■ PROBLEM STATEMENT
Below is a block of data; give all of it again word for word.

[Begin RECORD LIST]

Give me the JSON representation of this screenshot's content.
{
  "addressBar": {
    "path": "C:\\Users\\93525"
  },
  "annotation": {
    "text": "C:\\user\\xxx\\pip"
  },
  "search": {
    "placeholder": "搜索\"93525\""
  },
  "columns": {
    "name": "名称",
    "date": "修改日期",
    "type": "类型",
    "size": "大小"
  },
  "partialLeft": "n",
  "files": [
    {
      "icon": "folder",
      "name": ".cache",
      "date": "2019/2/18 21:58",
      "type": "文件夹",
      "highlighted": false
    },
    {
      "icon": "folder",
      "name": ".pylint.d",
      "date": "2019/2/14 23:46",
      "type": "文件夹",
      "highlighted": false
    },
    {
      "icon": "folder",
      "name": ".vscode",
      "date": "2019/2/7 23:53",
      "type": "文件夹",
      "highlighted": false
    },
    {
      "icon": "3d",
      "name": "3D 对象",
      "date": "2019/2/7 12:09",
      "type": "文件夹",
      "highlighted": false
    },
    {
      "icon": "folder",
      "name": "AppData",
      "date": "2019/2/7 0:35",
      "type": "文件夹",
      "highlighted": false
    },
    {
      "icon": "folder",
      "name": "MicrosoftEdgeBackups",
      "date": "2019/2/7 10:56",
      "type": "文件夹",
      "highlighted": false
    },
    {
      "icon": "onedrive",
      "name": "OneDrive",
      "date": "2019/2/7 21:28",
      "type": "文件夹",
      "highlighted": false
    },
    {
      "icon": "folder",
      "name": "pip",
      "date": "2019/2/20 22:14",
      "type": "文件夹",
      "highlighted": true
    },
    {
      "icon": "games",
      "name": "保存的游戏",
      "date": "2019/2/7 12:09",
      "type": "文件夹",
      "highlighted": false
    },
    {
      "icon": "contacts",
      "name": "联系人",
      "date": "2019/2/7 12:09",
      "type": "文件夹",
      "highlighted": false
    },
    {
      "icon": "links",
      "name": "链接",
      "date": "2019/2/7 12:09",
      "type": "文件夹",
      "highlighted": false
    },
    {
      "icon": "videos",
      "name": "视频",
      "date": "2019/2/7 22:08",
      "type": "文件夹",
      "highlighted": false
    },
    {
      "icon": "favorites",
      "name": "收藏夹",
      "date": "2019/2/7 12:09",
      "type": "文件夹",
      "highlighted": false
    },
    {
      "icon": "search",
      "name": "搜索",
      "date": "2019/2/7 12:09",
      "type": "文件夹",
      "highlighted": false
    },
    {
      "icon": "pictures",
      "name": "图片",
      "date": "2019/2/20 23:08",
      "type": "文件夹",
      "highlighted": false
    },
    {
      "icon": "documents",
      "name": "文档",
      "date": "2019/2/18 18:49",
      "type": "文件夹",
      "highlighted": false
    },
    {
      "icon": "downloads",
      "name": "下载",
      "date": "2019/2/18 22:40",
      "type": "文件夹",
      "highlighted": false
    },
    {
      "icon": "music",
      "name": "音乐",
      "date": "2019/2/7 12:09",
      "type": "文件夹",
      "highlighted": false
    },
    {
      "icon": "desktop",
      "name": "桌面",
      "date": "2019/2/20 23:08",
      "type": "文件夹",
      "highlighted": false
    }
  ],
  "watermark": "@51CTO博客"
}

[End RECORD LIST]

■ TASK RESPONSE
Give me the JSON representation of this screenshot's content.
{
  "addressBar": {
    "path": "C:\\Users\\93525"
  },
  "annotation": {
    "text": "C:\\user\\xxx\\pip"
  },
  "search": {
    "placeholder": "搜索\"93525\""
  },
  "columns": {
    "name": "名称",
    "date": "修改日期",
    "type": "类型",
    "size": "大小"
  },
  "partialLeft": "n",
  "files": [
    {
      "icon": "folder",
      "name": ".cache",
      "date": "2019/2/18 21:58",
      "type": "文件夹",
      "highlighted": false
    },
    {
      "icon": "folder",
      "name": ".pylint.d",
      "date": "2019/2/14 23:46",
      "type": "文件夹",
      "highlighted": false
    },
    {
      "icon": "folder",
      "name": ".vscode",
      "date": "2019/2/7 23:53",
      "type": "文件夹",
      "highlighted": false
    },
    {
      "icon": "3d",
      "name": "3D 对象",
      "date": "2019/2/7 12:09",
      "type": "文件夹",
      "highlighted": false
    },
    {
      "icon": "folder",
      "name": "AppData",
      "date": "2019/2/7 0:35",
      "type": "文件夹",
      "highlighted": false
    },
    {
      "icon": "folder",
      "name": "MicrosoftEdgeBackups",
      "date": "2019/2/7 10:56",
      "type": "文件夹",
      "highlighted": false
    },
    {
      "icon": "onedrive",
      "name": "OneDrive",
      "date": "2019/2/7 21:28",
      "type": "文件夹",
      "highlighted": false
    },
    {
      "icon": "folder",
      "name": "pip",
      "date": "2019/2/20 22:14",
      "type": "文件夹",
      "highlighted": true
    },
    {
      "icon": "games",
      "name": "保存的游戏",
      "date": "2019/2/7 12:09",
      "type": "文件夹",
      "highlighted": false
    },
    {
      "icon": "contacts",
      "name": "联系人",
      "date": "2019/2/7 12:09",
      "type": "文件夹",
      "highlighted": false
    },
    {
      "icon": "links",
      "name": "链接",
      "date": "2019/2/7 12:09",
      "type": "文件夹",
      "highlighted": false
    },
    {
      "icon": "videos",
      "name": "视频",
      "date": "2019/2/7 22:08",
      "type": "文件夹",
      "highlighted": false
    },
    {
      "icon": "favorites",
      "name": "收藏夹",
      "date": "2019/2/7 12:09",
      "type": "文件夹",
      "highlighted": false
    },
    {
      "icon": "search",
      "name": "搜索",
      "date": "2019/2/7 12:09",
      "type": "文件夹",
      "highlighted": false
    },
    {
      "icon": "pictures",
      "name": "图片",
      "date": "2019/2/20 23:08",
      "type": "文件夹",
      "highlighted": false
    },
    {
      "icon": "documents",
      "name": "文档",
      "date": "2019/2/18 18:49",
      "type": "文件夹",
      "highlighted": false
    },
    {
      "icon": "downloads",
      "name": "下载",
      "date": "2019/2/18 22:40",
      "type": "文件夹",
      "highlighted": false
    },
    {
      "icon": "music",
      "name": "音乐",
      "date": "2019/2/7 12:09",
      "type": "文件夹",
      "highlighted": false
    },
    {
      "icon": "desktop",
      "name": "桌面",
      "date": "2019/2/20 23:08",
      "type": "文件夹",
      "highlighted": false
    }
  ],
  "watermark": "@51CTO博客"
}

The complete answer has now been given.